_WHAT TO PRODUCE_
Omit the pictures and output every entry below exactly as written.

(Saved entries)
┄┄┄┄┄┄┄┄┄┄

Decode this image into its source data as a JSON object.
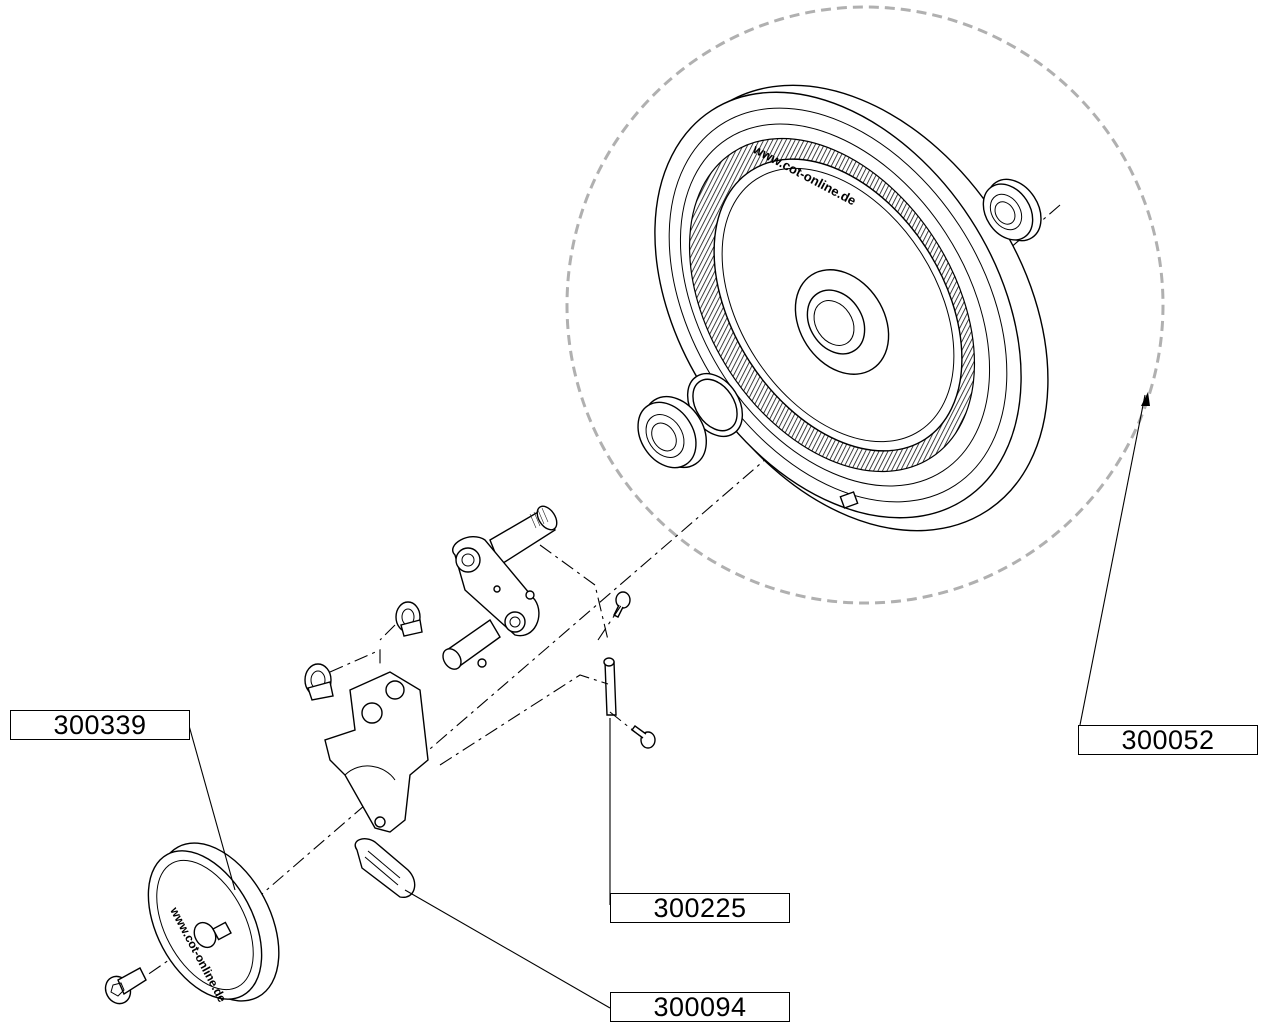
{
  "callouts": [
    {
      "id": "300339",
      "text": "300339"
    },
    {
      "id": "300052",
      "text": "300052"
    },
    {
      "id": "300225",
      "text": "300225"
    },
    {
      "id": "300094",
      "text": "300094"
    }
  ],
  "embossed": {
    "large_wheel": "www.cot-online.de",
    "small_wheel": "www.cot-online.de"
  },
  "colors": {
    "line": "#000000",
    "dashed_circle": "#b0b0b0",
    "background": "#ffffff"
  }
}
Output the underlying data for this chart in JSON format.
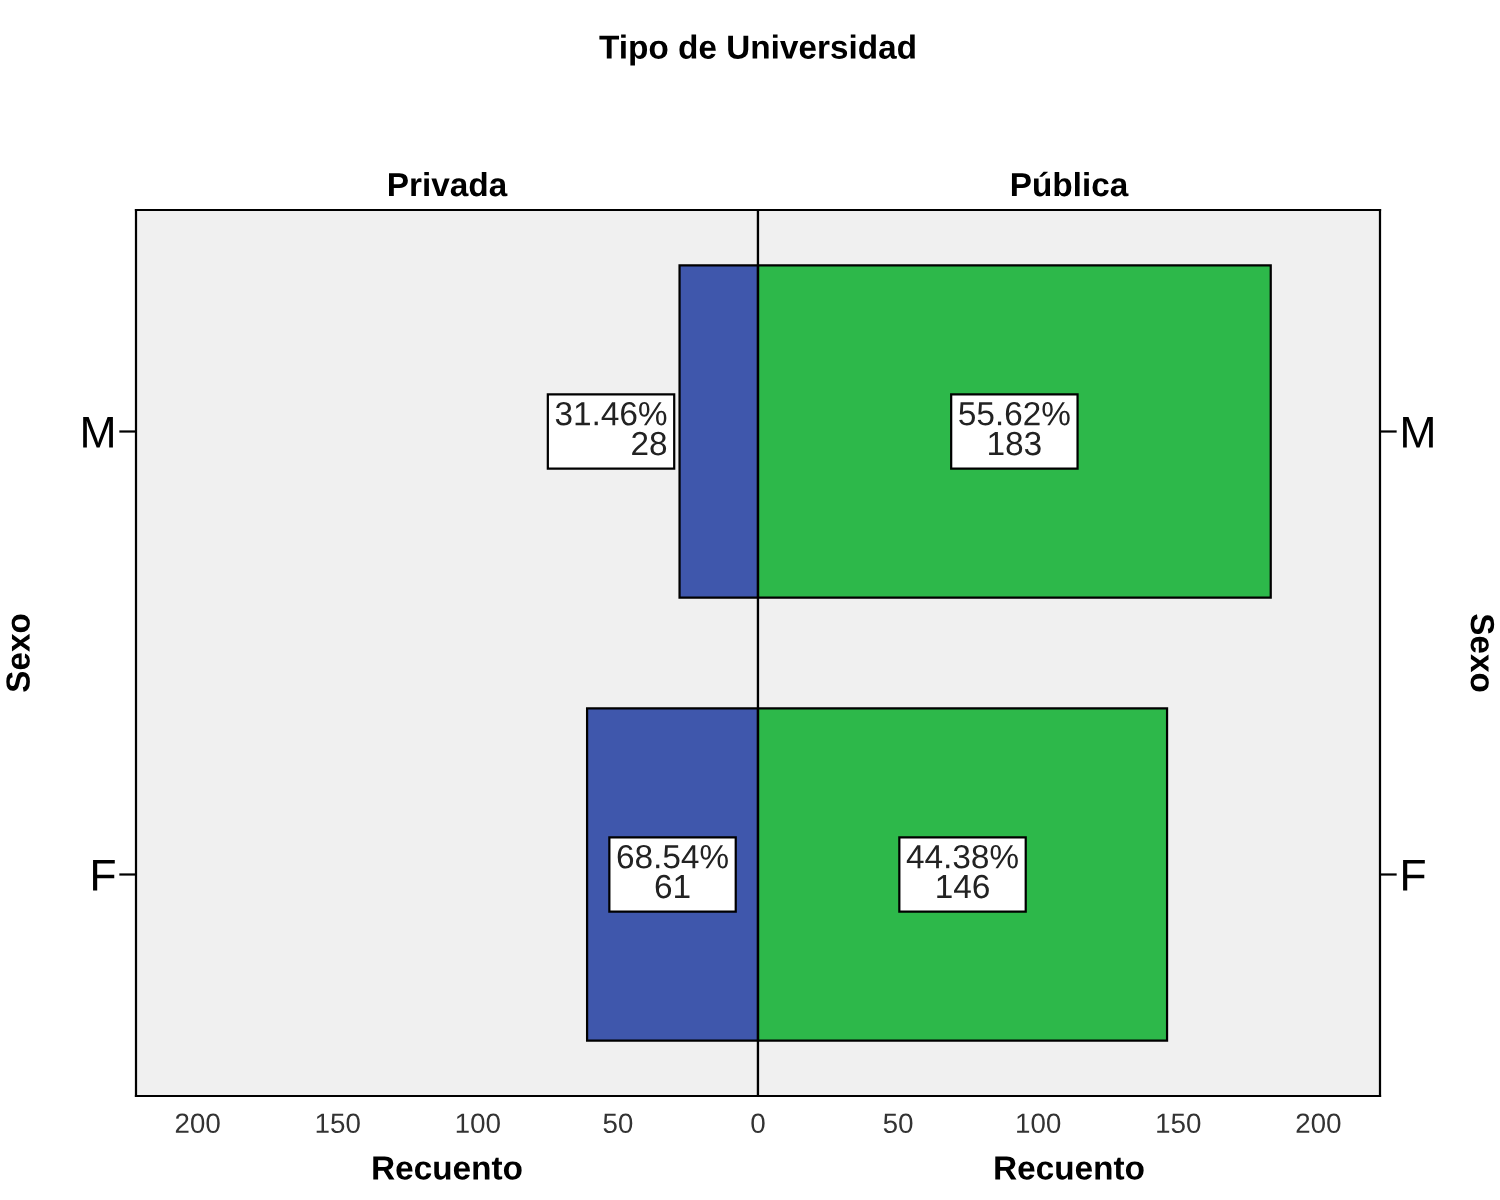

┄┄┄┄┄┄┄┄┄┄

_RESPONSE TO THE TASK_
Decode this image into its source data as a JSON object.
{
  "callouts": [
    {
      "id": "300339",
      "text": "300339"
    },
    {
      "id": "300052",
      "text": "300052"
    },
    {
      "id": "300225",
      "text": "300225"
    },
    {
      "id": "300094",
      "text": "300094"
    }
  ],
  "embossed": {
    "large_wheel": "www.cot-online.de",
    "small_wheel": "www.cot-online.de"
  },
  "colors": {
    "line": "#000000",
    "dashed_circle": "#b0b0b0",
    "background": "#ffffff"
  }
}
Output the underlying data for this chart in JSON format.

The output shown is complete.